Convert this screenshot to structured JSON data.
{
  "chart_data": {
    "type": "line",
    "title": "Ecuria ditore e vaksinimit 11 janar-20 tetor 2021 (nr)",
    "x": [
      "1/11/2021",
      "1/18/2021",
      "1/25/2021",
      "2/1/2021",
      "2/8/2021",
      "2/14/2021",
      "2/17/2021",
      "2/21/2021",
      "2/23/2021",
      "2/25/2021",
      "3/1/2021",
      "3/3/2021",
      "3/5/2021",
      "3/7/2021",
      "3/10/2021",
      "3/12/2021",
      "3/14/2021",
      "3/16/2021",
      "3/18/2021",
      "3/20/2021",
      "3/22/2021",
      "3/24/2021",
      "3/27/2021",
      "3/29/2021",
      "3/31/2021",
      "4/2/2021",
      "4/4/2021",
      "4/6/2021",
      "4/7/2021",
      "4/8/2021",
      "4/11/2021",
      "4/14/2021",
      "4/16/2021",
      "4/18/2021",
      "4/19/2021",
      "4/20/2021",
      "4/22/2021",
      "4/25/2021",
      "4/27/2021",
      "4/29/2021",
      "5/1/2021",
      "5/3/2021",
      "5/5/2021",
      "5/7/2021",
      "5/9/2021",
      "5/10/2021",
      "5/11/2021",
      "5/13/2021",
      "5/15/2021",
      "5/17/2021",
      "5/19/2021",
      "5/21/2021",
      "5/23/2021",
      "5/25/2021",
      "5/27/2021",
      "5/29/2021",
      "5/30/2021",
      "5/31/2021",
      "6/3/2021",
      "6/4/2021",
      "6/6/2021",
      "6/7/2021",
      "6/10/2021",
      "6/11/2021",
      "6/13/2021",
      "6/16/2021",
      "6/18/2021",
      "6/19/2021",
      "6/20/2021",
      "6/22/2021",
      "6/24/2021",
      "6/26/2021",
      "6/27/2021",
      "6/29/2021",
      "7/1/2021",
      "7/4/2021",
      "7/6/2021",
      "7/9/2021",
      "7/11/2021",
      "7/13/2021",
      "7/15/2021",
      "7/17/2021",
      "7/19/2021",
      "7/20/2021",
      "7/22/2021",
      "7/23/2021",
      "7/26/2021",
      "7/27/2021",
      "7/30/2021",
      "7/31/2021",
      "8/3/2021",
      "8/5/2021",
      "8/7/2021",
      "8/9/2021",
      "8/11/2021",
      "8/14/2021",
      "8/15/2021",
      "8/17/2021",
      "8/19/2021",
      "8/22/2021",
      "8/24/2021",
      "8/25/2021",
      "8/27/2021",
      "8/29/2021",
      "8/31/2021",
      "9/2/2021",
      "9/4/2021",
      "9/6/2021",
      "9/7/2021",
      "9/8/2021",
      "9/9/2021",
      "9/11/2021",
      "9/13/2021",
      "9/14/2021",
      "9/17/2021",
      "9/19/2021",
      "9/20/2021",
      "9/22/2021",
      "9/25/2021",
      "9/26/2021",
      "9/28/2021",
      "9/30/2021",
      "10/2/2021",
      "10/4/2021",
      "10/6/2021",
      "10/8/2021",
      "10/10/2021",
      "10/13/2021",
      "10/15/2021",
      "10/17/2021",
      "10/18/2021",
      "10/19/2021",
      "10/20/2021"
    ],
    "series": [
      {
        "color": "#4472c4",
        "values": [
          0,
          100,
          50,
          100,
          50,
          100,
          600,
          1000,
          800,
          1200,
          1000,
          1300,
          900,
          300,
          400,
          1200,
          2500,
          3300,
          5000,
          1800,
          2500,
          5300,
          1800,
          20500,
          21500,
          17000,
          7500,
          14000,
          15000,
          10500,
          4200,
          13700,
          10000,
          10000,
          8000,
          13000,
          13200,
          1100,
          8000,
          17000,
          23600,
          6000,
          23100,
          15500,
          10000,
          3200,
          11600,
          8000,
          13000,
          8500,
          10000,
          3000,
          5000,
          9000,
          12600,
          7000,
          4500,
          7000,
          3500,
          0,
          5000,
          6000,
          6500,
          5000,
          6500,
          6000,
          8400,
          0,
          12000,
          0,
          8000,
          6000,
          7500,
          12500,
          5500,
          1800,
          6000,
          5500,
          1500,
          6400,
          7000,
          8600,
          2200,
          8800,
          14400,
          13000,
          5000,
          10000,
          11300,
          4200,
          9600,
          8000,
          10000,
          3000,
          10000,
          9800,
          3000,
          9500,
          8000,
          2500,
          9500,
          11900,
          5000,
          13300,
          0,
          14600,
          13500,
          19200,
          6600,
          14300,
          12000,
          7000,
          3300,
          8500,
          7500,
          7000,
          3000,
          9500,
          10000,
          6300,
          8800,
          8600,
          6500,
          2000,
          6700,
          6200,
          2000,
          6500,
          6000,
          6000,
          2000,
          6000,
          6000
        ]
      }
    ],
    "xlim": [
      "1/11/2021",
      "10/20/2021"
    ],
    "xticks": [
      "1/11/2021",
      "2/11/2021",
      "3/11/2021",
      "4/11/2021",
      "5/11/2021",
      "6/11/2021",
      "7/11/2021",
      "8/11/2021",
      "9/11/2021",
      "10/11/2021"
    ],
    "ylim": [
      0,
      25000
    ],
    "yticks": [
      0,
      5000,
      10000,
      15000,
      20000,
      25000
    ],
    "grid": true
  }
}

★ ★ ★ ★ ★ ★ ★

> _Aim_: Each line above must be reproduced exactly as it stands.

> _Answer for the task_:
Convert this screenshot to structured JSON data.
{
  "chart_data": {
    "type": "line",
    "title": "Ecuria ditore e vaksinimit 11 janar-20 tetor 2021 (nr)",
    "x": [
      "1/11/2021",
      "1/18/2021",
      "1/25/2021",
      "2/1/2021",
      "2/8/2021",
      "2/14/2021",
      "2/17/2021",
      "2/21/2021",
      "2/23/2021",
      "2/25/2021",
      "3/1/2021",
      "3/3/2021",
      "3/5/2021",
      "3/7/2021",
      "3/10/2021",
      "3/12/2021",
      "3/14/2021",
      "3/16/2021",
      "3/18/2021",
      "3/20/2021",
      "3/22/2021",
      "3/24/2021",
      "3/27/2021",
      "3/29/2021",
      "3/31/2021",
      "4/2/2021",
      "4/4/2021",
      "4/6/2021",
      "4/7/2021",
      "4/8/2021",
      "4/11/2021",
      "4/14/2021",
      "4/16/2021",
      "4/18/2021",
      "4/19/2021",
      "4/20/2021",
      "4/22/2021",
      "4/25/2021",
      "4/27/2021",
      "4/29/2021",
      "5/1/2021",
      "5/3/2021",
      "5/5/2021",
      "5/7/2021",
      "5/9/2021",
      "5/10/2021",
      "5/11/2021",
      "5/13/2021",
      "5/15/2021",
      "5/17/2021",
      "5/19/2021",
      "5/21/2021",
      "5/23/2021",
      "5/25/2021",
      "5/27/2021",
      "5/29/2021",
      "5/30/2021",
      "5/31/2021",
      "6/3/2021",
      "6/4/2021",
      "6/6/2021",
      "6/7/2021",
      "6/10/2021",
      "6/11/2021",
      "6/13/2021",
      "6/16/2021",
      "6/18/2021",
      "6/19/2021",
      "6/20/2021",
      "6/22/2021",
      "6/24/2021",
      "6/26/2021",
      "6/27/2021",
      "6/29/2021",
      "7/1/2021",
      "7/4/2021",
      "7/6/2021",
      "7/9/2021",
      "7/11/2021",
      "7/13/2021",
      "7/15/2021",
      "7/17/2021",
      "7/19/2021",
      "7/20/2021",
      "7/22/2021",
      "7/23/2021",
      "7/26/2021",
      "7/27/2021",
      "7/30/2021",
      "7/31/2021",
      "8/3/2021",
      "8/5/2021",
      "8/7/2021",
      "8/9/2021",
      "8/11/2021",
      "8/14/2021",
      "8/15/2021",
      "8/17/2021",
      "8/19/2021",
      "8/22/2021",
      "8/24/2021",
      "8/25/2021",
      "8/27/2021",
      "8/29/2021",
      "8/31/2021",
      "9/2/2021",
      "9/4/2021",
      "9/6/2021",
      "9/7/2021",
      "9/8/2021",
      "9/9/2021",
      "9/11/2021",
      "9/13/2021",
      "9/14/2021",
      "9/17/2021",
      "9/19/2021",
      "9/20/2021",
      "9/22/2021",
      "9/25/2021",
      "9/26/2021",
      "9/28/2021",
      "9/30/2021",
      "10/2/2021",
      "10/4/2021",
      "10/6/2021",
      "10/8/2021",
      "10/10/2021",
      "10/13/2021",
      "10/15/2021",
      "10/17/2021",
      "10/18/2021",
      "10/19/2021",
      "10/20/2021"
    ],
    "series": [
      {
        "color": "#4472c4",
        "values": [
          0,
          100,
          50,
          100,
          50,
          100,
          600,
          1000,
          800,
          1200,
          1000,
          1300,
          900,
          300,
          400,
          1200,
          2500,
          3300,
          5000,
          1800,
          2500,
          5300,
          1800,
          20500,
          21500,
          17000,
          7500,
          14000,
          15000,
          10500,
          4200,
          13700,
          10000,
          10000,
          8000,
          13000,
          13200,
          1100,
          8000,
          17000,
          23600,
          6000,
          23100,
          15500,
          10000,
          3200,
          11600,
          8000,
          13000,
          8500,
          10000,
          3000,
          5000,
          9000,
          12600,
          7000,
          4500,
          7000,
          3500,
          0,
          5000,
          6000,
          6500,
          5000,
          6500,
          6000,
          8400,
          0,
          12000,
          0,
          8000,
          6000,
          7500,
          12500,
          5500,
          1800,
          6000,
          5500,
          1500,
          6400,
          7000,
          8600,
          2200,
          8800,
          14400,
          13000,
          5000,
          10000,
          11300,
          4200,
          9600,
          8000,
          10000,
          3000,
          10000,
          9800,
          3000,
          9500,
          8000,
          2500,
          9500,
          11900,
          5000,
          13300,
          0,
          14600,
          13500,
          19200,
          6600,
          14300,
          12000,
          7000,
          3300,
          8500,
          7500,
          7000,
          3000,
          9500,
          10000,
          6300,
          8800,
          8600,
          6500,
          2000,
          6700,
          6200,
          2000,
          6500,
          6000,
          6000,
          2000,
          6000,
          6000
        ]
      }
    ],
    "xlim": [
      "1/11/2021",
      "10/20/2021"
    ],
    "xticks": [
      "1/11/2021",
      "2/11/2021",
      "3/11/2021",
      "4/11/2021",
      "5/11/2021",
      "6/11/2021",
      "7/11/2021",
      "8/11/2021",
      "9/11/2021",
      "10/11/2021"
    ],
    "ylim": [
      0,
      25000
    ],
    "yticks": [
      0,
      5000,
      10000,
      15000,
      20000,
      25000
    ],
    "grid": true
  }
}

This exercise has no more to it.